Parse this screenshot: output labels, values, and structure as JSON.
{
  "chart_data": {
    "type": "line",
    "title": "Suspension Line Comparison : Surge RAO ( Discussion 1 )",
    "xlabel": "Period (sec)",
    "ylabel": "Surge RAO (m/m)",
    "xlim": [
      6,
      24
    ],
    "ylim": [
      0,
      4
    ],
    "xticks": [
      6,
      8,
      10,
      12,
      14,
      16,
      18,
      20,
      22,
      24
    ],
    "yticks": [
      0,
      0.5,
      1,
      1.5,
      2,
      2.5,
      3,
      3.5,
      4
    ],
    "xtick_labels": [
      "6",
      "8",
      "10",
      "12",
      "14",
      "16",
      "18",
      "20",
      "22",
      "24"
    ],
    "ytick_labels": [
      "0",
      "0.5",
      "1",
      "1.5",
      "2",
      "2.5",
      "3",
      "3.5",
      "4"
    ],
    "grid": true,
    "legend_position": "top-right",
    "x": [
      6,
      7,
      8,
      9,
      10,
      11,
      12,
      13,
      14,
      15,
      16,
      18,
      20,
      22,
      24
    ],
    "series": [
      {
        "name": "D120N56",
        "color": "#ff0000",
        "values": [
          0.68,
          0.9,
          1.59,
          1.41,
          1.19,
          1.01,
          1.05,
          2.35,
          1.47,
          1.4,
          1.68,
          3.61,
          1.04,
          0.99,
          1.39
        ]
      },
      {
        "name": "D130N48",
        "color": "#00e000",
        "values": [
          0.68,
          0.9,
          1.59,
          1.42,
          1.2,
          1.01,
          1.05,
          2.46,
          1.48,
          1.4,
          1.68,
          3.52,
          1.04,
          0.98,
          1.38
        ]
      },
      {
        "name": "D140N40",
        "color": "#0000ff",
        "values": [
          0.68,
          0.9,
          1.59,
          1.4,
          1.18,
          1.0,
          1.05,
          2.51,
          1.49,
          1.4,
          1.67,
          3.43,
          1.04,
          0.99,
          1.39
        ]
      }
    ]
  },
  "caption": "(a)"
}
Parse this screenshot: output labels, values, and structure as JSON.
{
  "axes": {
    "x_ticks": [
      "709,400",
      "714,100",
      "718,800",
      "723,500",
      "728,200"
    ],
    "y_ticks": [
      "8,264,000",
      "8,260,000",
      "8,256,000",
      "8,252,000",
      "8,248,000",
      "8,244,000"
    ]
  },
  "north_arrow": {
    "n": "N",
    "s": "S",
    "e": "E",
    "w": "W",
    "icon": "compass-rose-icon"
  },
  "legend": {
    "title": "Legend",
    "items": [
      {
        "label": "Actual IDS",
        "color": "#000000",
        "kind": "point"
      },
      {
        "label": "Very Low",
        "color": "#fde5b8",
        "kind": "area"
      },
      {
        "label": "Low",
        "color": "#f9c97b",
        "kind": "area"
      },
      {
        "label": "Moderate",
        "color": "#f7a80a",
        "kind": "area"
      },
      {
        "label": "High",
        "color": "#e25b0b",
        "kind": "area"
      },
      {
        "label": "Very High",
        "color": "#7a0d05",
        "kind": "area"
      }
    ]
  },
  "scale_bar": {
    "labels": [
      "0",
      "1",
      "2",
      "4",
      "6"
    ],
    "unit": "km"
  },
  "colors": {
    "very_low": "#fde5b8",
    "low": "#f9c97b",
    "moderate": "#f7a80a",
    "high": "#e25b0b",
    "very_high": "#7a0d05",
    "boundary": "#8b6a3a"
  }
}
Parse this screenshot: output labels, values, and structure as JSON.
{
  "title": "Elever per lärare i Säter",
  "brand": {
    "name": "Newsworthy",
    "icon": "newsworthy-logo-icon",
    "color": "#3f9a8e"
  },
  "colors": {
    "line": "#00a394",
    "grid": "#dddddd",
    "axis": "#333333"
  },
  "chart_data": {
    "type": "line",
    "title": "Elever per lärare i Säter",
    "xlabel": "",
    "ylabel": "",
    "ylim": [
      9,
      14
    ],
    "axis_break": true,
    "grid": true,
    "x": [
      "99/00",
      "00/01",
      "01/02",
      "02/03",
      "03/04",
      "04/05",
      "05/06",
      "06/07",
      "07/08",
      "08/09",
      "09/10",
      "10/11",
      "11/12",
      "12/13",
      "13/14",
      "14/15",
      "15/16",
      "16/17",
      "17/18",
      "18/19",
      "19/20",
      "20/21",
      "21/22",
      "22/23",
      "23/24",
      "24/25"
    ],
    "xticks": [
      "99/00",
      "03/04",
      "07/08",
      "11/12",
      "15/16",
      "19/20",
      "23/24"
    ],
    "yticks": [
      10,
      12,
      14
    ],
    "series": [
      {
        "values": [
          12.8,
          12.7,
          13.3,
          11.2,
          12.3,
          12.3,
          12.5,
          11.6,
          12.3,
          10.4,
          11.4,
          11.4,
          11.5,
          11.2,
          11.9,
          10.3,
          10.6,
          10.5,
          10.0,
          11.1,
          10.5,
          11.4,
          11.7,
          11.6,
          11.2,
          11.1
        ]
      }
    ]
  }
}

• **BRIEF**: Your task is to return the full listing exactly as it was given.

• **EXERCISE RESPONSE**:
Parse this screenshot: output labels, values, and structure as JSON.
{
  "chart_data": {
    "type": "line",
    "title": "Suspension Line Comparison : Surge RAO ( Discussion 1 )",
    "xlabel": "Period (sec)",
    "ylabel": "Surge RAO (m/m)",
    "xlim": [
      6,
      24
    ],
    "ylim": [
      0,
      4
    ],
    "xticks": [
      6,
      8,
      10,
      12,
      14,
      16,
      18,
      20,
      22,
      24
    ],
    "yticks": [
      0,
      0.5,
      1,
      1.5,
      2,
      2.5,
      3,
      3.5,
      4
    ],
    "xtick_labels": [
      "6",
      "8",
      "10",
      "12",
      "14",
      "16",
      "18",
      "20",
      "22",
      "24"
    ],
    "ytick_labels": [
      "0",
      "0.5",
      "1",
      "1.5",
      "2",
      "2.5",
      "3",
      "3.5",
      "4"
    ],
    "grid": true,
    "legend_position": "top-right",
    "x": [
      6,
      7,
      8,
      9,
      10,
      11,
      12,
      13,
      14,
      15,
      16,
      18,
      20,
      22,
      24
    ],
    "series": [
      {
        "name": "D120N56",
        "color": "#ff0000",
        "values": [
          0.68,
          0.9,
          1.59,
          1.41,
          1.19,
          1.01,
          1.05,
          2.35,
          1.47,
          1.4,
          1.68,
          3.61,
          1.04,
          0.99,
          1.39
        ]
      },
      {
        "name": "D130N48",
        "color": "#00e000",
        "values": [
          0.68,
          0.9,
          1.59,
          1.42,
          1.2,
          1.01,
          1.05,
          2.46,
          1.48,
          1.4,
          1.68,
          3.52,
          1.04,
          0.98,
          1.38
        ]
      },
      {
        "name": "D140N40",
        "color": "#0000ff",
        "values": [
          0.68,
          0.9,
          1.59,
          1.4,
          1.18,
          1.0,
          1.05,
          2.51,
          1.49,
          1.4,
          1.67,
          3.43,
          1.04,
          0.99,
          1.39
        ]
      }
    ]
  },
  "caption": "(a)"
}
Parse this screenshot: output labels, values, and structure as JSON.
{
  "axes": {
    "x_ticks": [
      "709,400",
      "714,100",
      "718,800",
      "723,500",
      "728,200"
    ],
    "y_ticks": [
      "8,264,000",
      "8,260,000",
      "8,256,000",
      "8,252,000",
      "8,248,000",
      "8,244,000"
    ]
  },
  "north_arrow": {
    "n": "N",
    "s": "S",
    "e": "E",
    "w": "W",
    "icon": "compass-rose-icon"
  },
  "legend": {
    "title": "Legend",
    "items": [
      {
        "label": "Actual IDS",
        "color": "#000000",
        "kind": "point"
      },
      {
        "label": "Very Low",
        "color": "#fde5b8",
        "kind": "area"
      },
      {
        "label": "Low",
        "color": "#f9c97b",
        "kind": "area"
      },
      {
        "label": "Moderate",
        "color": "#f7a80a",
        "kind": "area"
      },
      {
        "label": "High",
        "color": "#e25b0b",
        "kind": "area"
      },
      {
        "label": "Very High",
        "color": "#7a0d05",
        "kind": "area"
      }
    ]
  },
  "scale_bar": {
    "labels": [
      "0",
      "1",
      "2",
      "4",
      "6"
    ],
    "unit": "km"
  },
  "colors": {
    "very_low": "#fde5b8",
    "low": "#f9c97b",
    "moderate": "#f7a80a",
    "high": "#e25b0b",
    "very_high": "#7a0d05",
    "boundary": "#8b6a3a"
  }
}
Parse this screenshot: output labels, values, and structure as JSON.
{
  "title": "Elever per lärare i Säter",
  "brand": {
    "name": "Newsworthy",
    "icon": "newsworthy-logo-icon",
    "color": "#3f9a8e"
  },
  "colors": {
    "line": "#00a394",
    "grid": "#dddddd",
    "axis": "#333333"
  },
  "chart_data": {
    "type": "line",
    "title": "Elever per lärare i Säter",
    "xlabel": "",
    "ylabel": "",
    "ylim": [
      9,
      14
    ],
    "axis_break": true,
    "grid": true,
    "x": [
      "99/00",
      "00/01",
      "01/02",
      "02/03",
      "03/04",
      "04/05",
      "05/06",
      "06/07",
      "07/08",
      "08/09",
      "09/10",
      "10/11",
      "11/12",
      "12/13",
      "13/14",
      "14/15",
      "15/16",
      "16/17",
      "17/18",
      "18/19",
      "19/20",
      "20/21",
      "21/22",
      "22/23",
      "23/24",
      "24/25"
    ],
    "xticks": [
      "99/00",
      "03/04",
      "07/08",
      "11/12",
      "15/16",
      "19/20",
      "23/24"
    ],
    "yticks": [
      10,
      12,
      14
    ],
    "series": [
      {
        "values": [
          12.8,
          12.7,
          13.3,
          11.2,
          12.3,
          12.3,
          12.5,
          11.6,
          12.3,
          10.4,
          11.4,
          11.4,
          11.5,
          11.2,
          11.9,
          10.3,
          10.6,
          10.5,
          10.0,
          11.1,
          10.5,
          11.4,
          11.7,
          11.6,
          11.2,
          11.1
        ]
      }
    ]
  }
}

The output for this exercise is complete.